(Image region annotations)
[start]

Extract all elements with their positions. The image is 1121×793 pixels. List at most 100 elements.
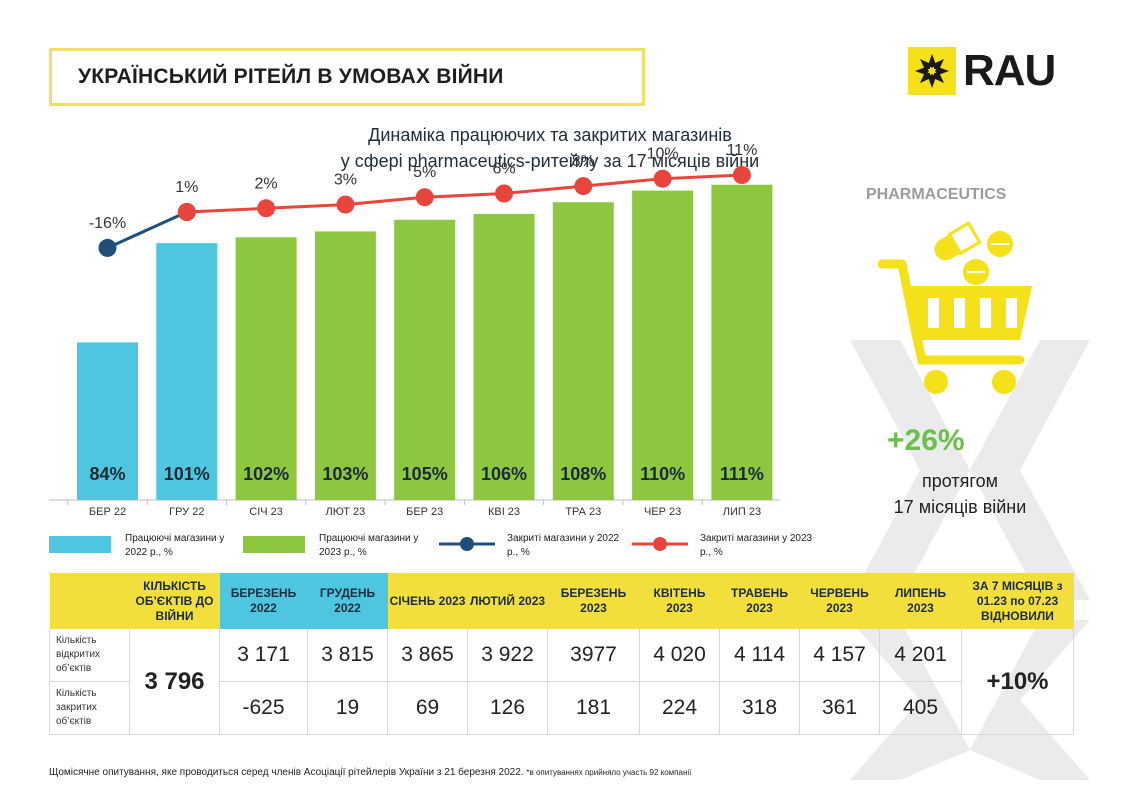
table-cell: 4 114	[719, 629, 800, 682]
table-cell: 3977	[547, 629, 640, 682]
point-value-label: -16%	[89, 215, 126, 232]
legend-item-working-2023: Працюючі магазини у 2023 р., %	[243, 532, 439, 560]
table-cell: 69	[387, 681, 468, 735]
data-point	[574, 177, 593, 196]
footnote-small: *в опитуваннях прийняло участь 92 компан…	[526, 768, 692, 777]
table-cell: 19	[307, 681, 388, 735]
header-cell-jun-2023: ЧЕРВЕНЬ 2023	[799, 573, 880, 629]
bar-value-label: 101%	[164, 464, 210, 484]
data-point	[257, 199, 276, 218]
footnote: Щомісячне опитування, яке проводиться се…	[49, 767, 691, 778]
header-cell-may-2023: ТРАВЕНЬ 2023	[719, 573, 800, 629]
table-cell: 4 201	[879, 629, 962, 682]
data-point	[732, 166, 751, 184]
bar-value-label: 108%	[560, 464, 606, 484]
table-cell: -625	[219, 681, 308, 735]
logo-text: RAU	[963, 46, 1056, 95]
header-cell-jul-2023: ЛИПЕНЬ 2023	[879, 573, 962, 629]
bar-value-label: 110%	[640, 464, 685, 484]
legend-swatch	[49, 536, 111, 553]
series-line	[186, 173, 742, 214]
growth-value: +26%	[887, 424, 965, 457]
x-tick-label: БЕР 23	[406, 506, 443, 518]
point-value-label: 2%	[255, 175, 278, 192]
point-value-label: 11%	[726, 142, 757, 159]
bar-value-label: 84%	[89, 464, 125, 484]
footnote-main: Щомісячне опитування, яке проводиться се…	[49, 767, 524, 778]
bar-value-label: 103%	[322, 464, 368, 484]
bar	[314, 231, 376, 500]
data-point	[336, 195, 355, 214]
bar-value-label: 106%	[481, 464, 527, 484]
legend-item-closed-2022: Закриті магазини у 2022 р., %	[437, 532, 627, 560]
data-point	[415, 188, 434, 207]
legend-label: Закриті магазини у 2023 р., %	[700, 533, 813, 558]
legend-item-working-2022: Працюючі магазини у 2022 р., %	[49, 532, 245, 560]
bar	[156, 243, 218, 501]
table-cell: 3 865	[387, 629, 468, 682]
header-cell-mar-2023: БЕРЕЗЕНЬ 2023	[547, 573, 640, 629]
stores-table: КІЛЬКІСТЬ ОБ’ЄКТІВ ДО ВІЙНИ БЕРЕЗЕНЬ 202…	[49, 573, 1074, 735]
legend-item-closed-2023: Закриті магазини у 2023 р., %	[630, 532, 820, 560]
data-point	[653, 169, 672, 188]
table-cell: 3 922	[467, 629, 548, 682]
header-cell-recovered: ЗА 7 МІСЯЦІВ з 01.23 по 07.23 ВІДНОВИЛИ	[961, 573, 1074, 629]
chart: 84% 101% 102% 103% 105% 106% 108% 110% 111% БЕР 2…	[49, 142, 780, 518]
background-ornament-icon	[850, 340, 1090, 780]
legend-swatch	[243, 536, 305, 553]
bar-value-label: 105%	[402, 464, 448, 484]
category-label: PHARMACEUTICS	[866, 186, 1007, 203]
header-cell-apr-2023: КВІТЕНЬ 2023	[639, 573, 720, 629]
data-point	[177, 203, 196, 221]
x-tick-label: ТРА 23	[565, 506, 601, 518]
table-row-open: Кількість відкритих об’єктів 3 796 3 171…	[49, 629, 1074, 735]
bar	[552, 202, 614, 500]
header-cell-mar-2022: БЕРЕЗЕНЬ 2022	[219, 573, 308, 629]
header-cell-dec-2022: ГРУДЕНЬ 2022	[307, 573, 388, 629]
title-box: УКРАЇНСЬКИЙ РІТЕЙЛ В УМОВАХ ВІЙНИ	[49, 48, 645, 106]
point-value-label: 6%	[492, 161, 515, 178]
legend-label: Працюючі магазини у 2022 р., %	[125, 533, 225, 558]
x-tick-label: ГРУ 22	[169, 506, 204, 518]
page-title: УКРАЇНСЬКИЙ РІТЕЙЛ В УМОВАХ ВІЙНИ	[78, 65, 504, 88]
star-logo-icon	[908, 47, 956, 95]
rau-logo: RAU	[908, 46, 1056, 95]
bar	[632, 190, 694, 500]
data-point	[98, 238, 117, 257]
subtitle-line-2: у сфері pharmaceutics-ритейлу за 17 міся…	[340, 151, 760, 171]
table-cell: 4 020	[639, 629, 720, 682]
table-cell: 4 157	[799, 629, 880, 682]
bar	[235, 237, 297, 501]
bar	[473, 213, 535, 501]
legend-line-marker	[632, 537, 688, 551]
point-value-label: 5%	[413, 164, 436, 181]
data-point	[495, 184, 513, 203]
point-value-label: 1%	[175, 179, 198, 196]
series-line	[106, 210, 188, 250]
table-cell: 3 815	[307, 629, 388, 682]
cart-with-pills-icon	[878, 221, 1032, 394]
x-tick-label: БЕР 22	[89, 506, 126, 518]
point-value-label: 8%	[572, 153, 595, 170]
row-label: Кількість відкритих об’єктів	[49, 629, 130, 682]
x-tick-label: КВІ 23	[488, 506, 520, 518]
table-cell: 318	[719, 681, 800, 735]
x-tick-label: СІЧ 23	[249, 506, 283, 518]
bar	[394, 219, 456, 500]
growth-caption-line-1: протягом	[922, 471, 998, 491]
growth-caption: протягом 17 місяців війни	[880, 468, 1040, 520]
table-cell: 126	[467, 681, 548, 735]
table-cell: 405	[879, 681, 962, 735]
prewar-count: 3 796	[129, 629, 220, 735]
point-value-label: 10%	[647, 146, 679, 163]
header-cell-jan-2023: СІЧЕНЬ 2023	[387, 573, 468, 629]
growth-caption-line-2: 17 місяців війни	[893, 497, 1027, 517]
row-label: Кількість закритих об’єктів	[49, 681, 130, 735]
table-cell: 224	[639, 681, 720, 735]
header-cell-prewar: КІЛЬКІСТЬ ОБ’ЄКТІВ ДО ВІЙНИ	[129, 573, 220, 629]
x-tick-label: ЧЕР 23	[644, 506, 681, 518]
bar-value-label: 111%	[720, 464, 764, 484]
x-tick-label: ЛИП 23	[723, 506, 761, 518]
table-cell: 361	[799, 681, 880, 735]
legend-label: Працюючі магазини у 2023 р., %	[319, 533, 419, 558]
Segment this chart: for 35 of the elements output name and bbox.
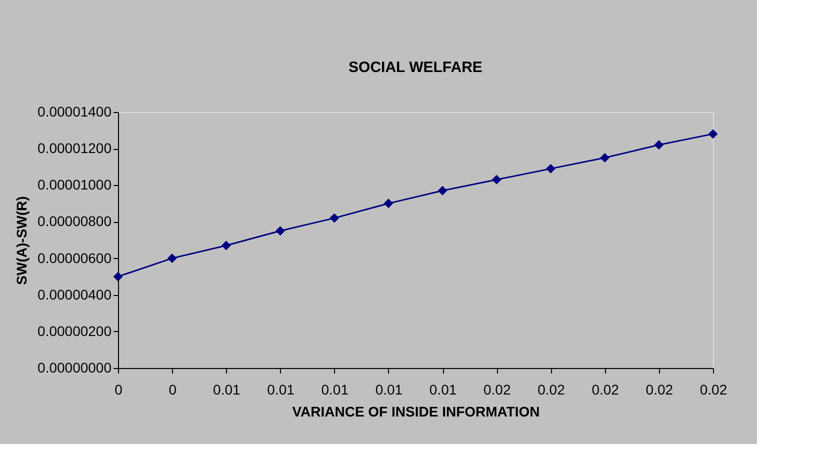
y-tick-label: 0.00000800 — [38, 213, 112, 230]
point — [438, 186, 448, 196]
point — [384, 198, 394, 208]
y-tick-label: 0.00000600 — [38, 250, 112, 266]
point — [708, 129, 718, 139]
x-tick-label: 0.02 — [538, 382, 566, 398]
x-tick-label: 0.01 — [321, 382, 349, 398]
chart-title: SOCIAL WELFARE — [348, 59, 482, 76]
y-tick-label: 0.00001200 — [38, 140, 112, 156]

[end]

Written exercise>
Update the material by replacing every occurrence of "bar-value-label" with "bar-percentage-label" and leaving everything else unchanged. Leave the pictures out of your answer.

Written solution>
Extract all elements with their positions. The image is 1121×793 pixels. List at most 100 elements.
table-cell: 4 114	[719, 629, 800, 682]
table-cell: 3977	[547, 629, 640, 682]
point-value-label: -16%	[89, 215, 126, 232]
legend-item-working-2023: Працюючі магазини у 2023 р., %	[243, 532, 439, 560]
table-cell: 69	[387, 681, 468, 735]
data-point	[574, 177, 593, 196]
footnote-small: *в опитуваннях прийняло участь 92 компан…	[526, 768, 692, 777]
table-cell: 19	[307, 681, 388, 735]
header-cell-jun-2023: ЧЕРВЕНЬ 2023	[799, 573, 880, 629]
bar-percentage-label: 101%	[164, 464, 210, 484]
data-point	[257, 199, 276, 218]
footnote: Щомісячне опитування, яке проводиться се…	[49, 767, 691, 778]
header-cell-may-2023: ТРАВЕНЬ 2023	[719, 573, 800, 629]
table-cell: 4 201	[879, 629, 962, 682]
data-point	[732, 166, 751, 184]
bar-percentage-label: 108%	[560, 464, 606, 484]
table-cell: -625	[219, 681, 308, 735]
logo-text: RAU	[963, 46, 1056, 95]
header-cell-jul-2023: ЛИПЕНЬ 2023	[879, 573, 962, 629]
bar-percentage-label: 110%	[640, 464, 685, 484]
legend-swatch	[49, 536, 111, 553]
series-line	[186, 173, 742, 214]
growth-value: +26%	[887, 424, 965, 457]
x-tick-label: БЕР 23	[406, 506, 443, 518]
point-value-label: 2%	[255, 175, 278, 192]
point-value-label: 11%	[726, 142, 757, 159]
bar-percentage-label: 84%	[89, 464, 125, 484]
footnote-main: Щомісячне опитування, яке проводиться се…	[49, 767, 524, 778]
bar-percentage-label: 103%	[322, 464, 368, 484]
bar	[314, 231, 376, 500]
data-point	[336, 195, 355, 214]
bar-percentage-label: 106%	[481, 464, 527, 484]
legend-item-closed-2022: Закриті магазини у 2022 р., %	[437, 532, 627, 560]
data-point	[415, 188, 434, 207]
legend-label: Закриті магазини у 2023 р., %	[700, 533, 813, 558]
legend-item-working-2022: Працюючі магазини у 2022 р., %	[49, 532, 245, 560]
bar	[156, 243, 218, 501]
table-cell: 3 865	[387, 629, 468, 682]
header-cell-mar-2023: БЕРЕЗЕНЬ 2023	[547, 573, 640, 629]
stores-table: КІЛЬКІСТЬ ОБ’ЄКТІВ ДО ВІЙНИ БЕРЕЗЕНЬ 202…	[49, 573, 1074, 735]
legend-item-closed-2023: Закриті магазини у 2023 р., %	[630, 532, 820, 560]
data-point	[653, 169, 672, 188]
table-cell: 3 922	[467, 629, 548, 682]
header-cell-recovered: ЗА 7 МІСЯЦІВ з 01.23 по 07.23 ВІДНОВИЛИ	[961, 573, 1074, 629]
chart: 84% 101% 102% 103% 105% 106% 108% 110% 111% БЕР 2…	[49, 142, 780, 518]
background-ornament-icon	[850, 340, 1090, 780]
legend-swatch	[243, 536, 305, 553]
bar-percentage-label: 105%	[402, 464, 448, 484]
category-label: PHARMACEUTICS	[866, 186, 1007, 203]
header-cell-apr-2023: КВІТЕНЬ 2023	[639, 573, 720, 629]
data-point	[177, 203, 196, 221]
x-tick-label: ТРА 23	[565, 506, 601, 518]
table-row-open: Кількість відкритих об’єктів 3 796 3 171…	[49, 629, 1074, 735]
bar	[552, 202, 614, 500]
header-cell-mar-2022: БЕРЕЗЕНЬ 2022	[219, 573, 308, 629]
header-cell-dec-2022: ГРУДЕНЬ 2022	[307, 573, 388, 629]
title-box: УКРАЇНСЬКИЙ РІТЕЙЛ В УМОВАХ ВІЙНИ	[49, 48, 645, 106]
point-value-label: 6%	[492, 161, 515, 178]
legend-label: Працюючі магазини у 2022 р., %	[125, 533, 225, 558]
x-tick-label: ГРУ 22	[169, 506, 204, 518]
page-title: УКРАЇНСЬКИЙ РІТЕЙЛ В УМОВАХ ВІЙНИ	[78, 65, 504, 88]
star-logo-icon	[908, 47, 956, 95]
rau-logo: RAU	[908, 46, 1056, 95]
bar	[632, 190, 694, 500]
data-point	[98, 238, 117, 257]
subtitle-line-2: у сфері pharmaceutics-ритейлу за 17 міся…	[340, 151, 760, 171]
table-cell: 4 020	[639, 629, 720, 682]
table-cell: 4 157	[799, 629, 880, 682]
bar	[235, 237, 297, 501]
bar	[473, 213, 535, 501]
legend-line-marker	[632, 537, 688, 551]
point-value-label: 5%	[413, 164, 436, 181]
data-point	[495, 184, 513, 203]
point-value-label: 1%	[175, 179, 198, 196]
series-line	[106, 210, 188, 250]
table-cell: 3 815	[307, 629, 388, 682]
cart-with-pills-icon	[878, 221, 1032, 394]
x-tick-label: БЕР 22	[89, 506, 126, 518]
point-value-label: 8%	[572, 153, 595, 170]
row-label: Кількість відкритих об’єктів	[49, 629, 130, 682]
x-tick-label: КВІ 23	[488, 506, 520, 518]
table-cell: 318	[719, 681, 800, 735]
x-tick-label: СІЧ 23	[249, 506, 283, 518]
bar	[394, 219, 456, 500]
growth-caption-line-1: протягом	[922, 471, 998, 491]
growth-caption: протягом 17 місяців війни	[880, 468, 1040, 520]
table-cell: 126	[467, 681, 548, 735]
table-cell: 405	[879, 681, 962, 735]
prewar-count: 3 796	[129, 629, 220, 735]
point-value-label: 10%	[647, 146, 679, 163]
header-cell-jan-2023: СІЧЕНЬ 2023	[387, 573, 468, 629]
growth-caption-line-2: 17 місяців війни	[893, 497, 1027, 517]
row-label: Кількість закритих об’єктів	[49, 681, 130, 735]
table-cell: 224	[639, 681, 720, 735]
header-cell-prewar: КІЛЬКІСТЬ ОБ’ЄКТІВ ДО ВІЙНИ	[129, 573, 220, 629]
x-tick-label: ЧЕР 23	[644, 506, 681, 518]
bar-percentage-label: 111%	[720, 464, 764, 484]
x-tick-label: ЛИП 23	[723, 506, 761, 518]
table-cell: 361	[799, 681, 880, 735]
legend-label: Працюючі магазини у 2023 р., %	[319, 533, 419, 558]
Segment this chart: for 35 of the elements output name and bbox.
y-tick-label: 0.00000800 — [38, 213, 112, 230]
point — [438, 186, 448, 196]
point — [384, 198, 394, 208]
y-tick-label: 0.00000600 — [38, 250, 112, 266]
point — [708, 129, 718, 139]
x-tick-label: 0.02 — [538, 382, 566, 398]
x-tick-label: 0.01 — [321, 382, 349, 398]
chart-title: SOCIAL WELFARE — [348, 59, 482, 76]
y-tick-label: 0.00001200 — [38, 140, 112, 156]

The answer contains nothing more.